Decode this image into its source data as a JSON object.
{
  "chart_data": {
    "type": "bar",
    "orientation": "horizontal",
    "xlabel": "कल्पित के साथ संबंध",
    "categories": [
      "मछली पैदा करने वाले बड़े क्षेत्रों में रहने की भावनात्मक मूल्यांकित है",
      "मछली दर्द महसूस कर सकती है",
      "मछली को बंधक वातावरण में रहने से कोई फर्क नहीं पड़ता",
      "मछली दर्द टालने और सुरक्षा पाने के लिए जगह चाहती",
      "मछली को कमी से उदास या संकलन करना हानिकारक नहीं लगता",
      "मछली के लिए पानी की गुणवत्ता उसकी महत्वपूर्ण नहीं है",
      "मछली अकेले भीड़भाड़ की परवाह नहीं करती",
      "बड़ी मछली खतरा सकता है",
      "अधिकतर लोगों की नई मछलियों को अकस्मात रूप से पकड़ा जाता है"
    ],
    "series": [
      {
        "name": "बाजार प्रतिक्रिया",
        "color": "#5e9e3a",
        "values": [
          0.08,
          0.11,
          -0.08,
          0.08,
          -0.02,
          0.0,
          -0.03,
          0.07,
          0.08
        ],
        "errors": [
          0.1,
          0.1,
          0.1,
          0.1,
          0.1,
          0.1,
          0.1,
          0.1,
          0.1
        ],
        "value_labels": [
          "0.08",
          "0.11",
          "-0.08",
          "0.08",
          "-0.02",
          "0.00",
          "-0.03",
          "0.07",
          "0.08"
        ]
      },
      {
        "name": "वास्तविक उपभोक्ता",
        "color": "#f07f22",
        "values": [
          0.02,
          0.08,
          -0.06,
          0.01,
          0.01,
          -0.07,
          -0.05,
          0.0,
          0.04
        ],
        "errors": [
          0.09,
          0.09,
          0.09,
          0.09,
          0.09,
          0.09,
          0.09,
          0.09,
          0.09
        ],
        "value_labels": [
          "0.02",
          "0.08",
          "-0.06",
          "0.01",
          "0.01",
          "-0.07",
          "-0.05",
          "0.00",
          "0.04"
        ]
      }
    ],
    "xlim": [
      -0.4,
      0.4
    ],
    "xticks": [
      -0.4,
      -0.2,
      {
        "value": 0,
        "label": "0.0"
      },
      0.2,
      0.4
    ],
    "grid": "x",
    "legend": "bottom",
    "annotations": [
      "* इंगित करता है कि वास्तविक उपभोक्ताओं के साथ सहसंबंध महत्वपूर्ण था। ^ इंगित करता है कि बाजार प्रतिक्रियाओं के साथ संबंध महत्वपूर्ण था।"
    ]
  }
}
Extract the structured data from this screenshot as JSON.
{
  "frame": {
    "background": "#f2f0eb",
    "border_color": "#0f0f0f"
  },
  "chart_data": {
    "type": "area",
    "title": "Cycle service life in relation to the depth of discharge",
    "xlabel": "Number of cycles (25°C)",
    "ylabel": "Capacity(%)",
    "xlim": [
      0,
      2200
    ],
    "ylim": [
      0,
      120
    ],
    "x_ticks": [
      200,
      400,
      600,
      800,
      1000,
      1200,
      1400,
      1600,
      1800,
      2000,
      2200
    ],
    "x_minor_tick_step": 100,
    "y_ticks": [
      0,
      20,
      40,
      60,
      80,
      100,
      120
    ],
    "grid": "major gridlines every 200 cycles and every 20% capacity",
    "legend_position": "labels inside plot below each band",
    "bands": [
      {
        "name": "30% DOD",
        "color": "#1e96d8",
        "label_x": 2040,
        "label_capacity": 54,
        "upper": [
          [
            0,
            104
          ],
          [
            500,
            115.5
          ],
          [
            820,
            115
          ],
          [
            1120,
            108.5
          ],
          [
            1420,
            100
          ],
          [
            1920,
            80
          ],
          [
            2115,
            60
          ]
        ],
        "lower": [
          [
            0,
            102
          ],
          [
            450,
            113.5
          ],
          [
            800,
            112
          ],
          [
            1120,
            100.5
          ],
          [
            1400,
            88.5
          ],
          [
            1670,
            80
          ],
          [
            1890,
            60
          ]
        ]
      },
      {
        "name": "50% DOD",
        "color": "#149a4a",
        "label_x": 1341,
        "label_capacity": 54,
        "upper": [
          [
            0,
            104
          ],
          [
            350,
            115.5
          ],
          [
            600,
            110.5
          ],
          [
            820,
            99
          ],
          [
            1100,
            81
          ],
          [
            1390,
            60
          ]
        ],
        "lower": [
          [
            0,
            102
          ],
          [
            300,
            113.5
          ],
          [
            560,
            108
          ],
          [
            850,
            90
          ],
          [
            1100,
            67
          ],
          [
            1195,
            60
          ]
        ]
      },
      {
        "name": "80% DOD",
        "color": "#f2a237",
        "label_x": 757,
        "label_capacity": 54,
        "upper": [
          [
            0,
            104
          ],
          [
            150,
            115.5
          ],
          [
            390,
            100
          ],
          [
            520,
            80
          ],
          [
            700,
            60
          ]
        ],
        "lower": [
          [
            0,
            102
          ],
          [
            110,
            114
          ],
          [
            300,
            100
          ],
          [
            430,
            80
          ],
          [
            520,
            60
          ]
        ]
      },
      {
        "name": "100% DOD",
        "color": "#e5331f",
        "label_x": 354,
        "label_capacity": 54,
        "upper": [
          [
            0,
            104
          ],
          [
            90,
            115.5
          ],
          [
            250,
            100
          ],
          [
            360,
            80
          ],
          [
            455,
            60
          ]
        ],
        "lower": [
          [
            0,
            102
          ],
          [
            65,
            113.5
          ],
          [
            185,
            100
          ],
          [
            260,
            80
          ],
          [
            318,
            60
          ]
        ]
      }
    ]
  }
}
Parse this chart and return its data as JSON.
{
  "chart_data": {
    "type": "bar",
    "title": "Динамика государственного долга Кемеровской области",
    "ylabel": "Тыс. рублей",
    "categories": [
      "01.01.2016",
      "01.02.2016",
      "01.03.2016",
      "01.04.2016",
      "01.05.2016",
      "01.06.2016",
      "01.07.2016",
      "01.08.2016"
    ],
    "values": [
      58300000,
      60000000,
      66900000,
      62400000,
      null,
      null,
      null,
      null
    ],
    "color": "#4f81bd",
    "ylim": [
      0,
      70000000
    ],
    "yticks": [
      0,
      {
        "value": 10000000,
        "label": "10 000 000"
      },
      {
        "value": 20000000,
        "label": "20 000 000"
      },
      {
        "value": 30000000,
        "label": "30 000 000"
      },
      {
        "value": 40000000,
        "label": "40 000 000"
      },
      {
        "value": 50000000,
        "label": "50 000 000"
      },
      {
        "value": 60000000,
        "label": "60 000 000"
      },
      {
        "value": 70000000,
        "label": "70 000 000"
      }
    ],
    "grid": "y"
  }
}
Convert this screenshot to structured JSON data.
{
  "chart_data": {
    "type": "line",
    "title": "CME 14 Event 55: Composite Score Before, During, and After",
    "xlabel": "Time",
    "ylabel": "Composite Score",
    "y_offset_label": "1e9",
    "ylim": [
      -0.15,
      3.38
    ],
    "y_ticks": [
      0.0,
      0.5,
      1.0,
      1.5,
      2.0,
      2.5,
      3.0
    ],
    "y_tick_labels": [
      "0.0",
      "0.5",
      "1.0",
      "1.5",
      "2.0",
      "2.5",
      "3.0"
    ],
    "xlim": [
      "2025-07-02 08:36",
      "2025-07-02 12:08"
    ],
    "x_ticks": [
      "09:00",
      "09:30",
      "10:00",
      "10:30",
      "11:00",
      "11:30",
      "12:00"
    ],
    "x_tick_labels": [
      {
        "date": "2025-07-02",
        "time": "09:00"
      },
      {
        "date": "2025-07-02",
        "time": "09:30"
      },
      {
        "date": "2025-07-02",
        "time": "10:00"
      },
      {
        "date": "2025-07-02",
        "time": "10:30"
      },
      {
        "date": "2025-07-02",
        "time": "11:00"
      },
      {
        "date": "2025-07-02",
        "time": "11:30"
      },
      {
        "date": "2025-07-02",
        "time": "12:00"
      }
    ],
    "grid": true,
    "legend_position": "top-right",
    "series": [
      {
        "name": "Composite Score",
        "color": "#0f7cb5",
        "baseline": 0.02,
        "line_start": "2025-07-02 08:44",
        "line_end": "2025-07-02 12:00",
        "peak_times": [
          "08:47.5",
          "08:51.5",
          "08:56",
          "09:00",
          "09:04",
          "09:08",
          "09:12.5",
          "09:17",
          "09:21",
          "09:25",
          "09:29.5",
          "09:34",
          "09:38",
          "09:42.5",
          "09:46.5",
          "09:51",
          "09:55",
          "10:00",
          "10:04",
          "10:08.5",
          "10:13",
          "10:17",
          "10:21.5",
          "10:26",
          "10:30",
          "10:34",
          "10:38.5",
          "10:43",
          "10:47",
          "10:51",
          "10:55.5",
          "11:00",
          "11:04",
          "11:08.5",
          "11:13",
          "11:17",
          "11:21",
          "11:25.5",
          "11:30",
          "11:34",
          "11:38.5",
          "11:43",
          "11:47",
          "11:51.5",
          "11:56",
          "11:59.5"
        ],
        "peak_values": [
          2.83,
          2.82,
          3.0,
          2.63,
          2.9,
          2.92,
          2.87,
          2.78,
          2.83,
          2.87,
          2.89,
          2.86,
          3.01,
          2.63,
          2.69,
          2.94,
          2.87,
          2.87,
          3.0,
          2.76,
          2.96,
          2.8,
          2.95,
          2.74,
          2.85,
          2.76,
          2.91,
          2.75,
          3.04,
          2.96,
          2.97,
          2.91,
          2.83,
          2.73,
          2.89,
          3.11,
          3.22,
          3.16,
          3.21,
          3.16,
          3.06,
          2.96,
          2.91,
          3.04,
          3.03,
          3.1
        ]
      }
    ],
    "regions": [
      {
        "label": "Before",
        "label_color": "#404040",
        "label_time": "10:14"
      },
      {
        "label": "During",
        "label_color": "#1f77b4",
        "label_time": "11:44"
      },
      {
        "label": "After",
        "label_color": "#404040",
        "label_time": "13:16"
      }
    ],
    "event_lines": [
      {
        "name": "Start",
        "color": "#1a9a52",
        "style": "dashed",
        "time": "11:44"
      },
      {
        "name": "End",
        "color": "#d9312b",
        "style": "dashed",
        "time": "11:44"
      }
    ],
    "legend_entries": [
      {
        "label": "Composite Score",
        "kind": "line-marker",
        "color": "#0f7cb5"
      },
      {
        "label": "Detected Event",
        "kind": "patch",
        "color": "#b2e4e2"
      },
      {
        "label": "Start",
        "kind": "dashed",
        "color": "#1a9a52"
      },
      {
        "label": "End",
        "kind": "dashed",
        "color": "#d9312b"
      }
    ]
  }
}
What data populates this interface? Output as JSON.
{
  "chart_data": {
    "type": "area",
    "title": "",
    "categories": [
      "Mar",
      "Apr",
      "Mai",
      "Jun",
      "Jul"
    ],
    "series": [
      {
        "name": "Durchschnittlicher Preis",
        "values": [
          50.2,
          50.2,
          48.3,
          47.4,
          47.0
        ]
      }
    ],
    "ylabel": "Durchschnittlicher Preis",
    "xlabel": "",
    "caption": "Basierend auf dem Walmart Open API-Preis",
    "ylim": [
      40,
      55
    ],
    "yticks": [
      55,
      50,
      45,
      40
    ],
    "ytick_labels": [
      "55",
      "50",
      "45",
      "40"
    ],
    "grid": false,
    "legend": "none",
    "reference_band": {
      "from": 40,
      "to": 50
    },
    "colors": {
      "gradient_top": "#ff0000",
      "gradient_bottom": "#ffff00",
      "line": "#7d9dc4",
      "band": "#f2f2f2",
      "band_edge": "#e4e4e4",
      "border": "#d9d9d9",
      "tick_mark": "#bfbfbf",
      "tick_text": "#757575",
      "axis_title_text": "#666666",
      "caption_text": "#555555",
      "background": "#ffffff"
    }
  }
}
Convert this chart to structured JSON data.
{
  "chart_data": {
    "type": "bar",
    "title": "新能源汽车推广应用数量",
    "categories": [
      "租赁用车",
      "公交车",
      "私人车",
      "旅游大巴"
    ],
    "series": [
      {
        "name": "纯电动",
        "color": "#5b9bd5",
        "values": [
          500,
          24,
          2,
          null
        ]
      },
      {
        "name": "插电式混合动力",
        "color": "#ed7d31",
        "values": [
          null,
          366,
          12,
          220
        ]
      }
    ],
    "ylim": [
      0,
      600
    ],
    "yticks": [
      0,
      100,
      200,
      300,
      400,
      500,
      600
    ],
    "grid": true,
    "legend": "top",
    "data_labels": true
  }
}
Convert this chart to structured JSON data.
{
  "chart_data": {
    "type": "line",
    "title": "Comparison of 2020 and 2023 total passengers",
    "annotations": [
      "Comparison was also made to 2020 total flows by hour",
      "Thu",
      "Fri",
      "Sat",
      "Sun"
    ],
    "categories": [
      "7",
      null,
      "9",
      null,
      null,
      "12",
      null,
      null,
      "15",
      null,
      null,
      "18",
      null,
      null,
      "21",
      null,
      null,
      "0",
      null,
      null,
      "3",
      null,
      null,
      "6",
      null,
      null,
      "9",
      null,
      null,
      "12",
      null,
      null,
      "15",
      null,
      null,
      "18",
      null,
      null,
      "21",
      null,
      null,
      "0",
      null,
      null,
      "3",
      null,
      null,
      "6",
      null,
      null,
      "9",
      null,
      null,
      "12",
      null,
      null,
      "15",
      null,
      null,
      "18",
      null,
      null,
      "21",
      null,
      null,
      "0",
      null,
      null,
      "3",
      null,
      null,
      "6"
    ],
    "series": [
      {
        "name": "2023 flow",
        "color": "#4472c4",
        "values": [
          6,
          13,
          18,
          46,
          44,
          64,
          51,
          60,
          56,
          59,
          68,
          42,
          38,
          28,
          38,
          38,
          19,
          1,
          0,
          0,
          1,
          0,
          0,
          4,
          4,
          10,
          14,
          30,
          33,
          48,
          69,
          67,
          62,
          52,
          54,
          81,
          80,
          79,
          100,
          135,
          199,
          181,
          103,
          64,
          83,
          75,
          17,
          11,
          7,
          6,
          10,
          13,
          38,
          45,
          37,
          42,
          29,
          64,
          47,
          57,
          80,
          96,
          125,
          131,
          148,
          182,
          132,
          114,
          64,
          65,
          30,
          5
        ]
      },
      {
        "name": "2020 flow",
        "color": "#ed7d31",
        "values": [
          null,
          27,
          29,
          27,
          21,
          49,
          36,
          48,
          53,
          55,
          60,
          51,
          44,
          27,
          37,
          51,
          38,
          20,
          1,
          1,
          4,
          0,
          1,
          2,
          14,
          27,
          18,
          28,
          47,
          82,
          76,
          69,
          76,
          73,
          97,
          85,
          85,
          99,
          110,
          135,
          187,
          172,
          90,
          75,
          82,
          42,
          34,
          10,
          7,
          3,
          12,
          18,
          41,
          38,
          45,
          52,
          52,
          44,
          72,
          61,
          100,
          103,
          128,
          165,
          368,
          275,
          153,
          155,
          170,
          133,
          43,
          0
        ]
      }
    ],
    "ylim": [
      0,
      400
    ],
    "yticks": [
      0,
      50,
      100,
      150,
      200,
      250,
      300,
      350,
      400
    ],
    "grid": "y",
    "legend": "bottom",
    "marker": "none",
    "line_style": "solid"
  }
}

TASK INSTRUCTIONS: Using the listing above, work out how many of its lines include "Durchschnittlicher", and give only the result.

PROBLEM SOLUTION: 2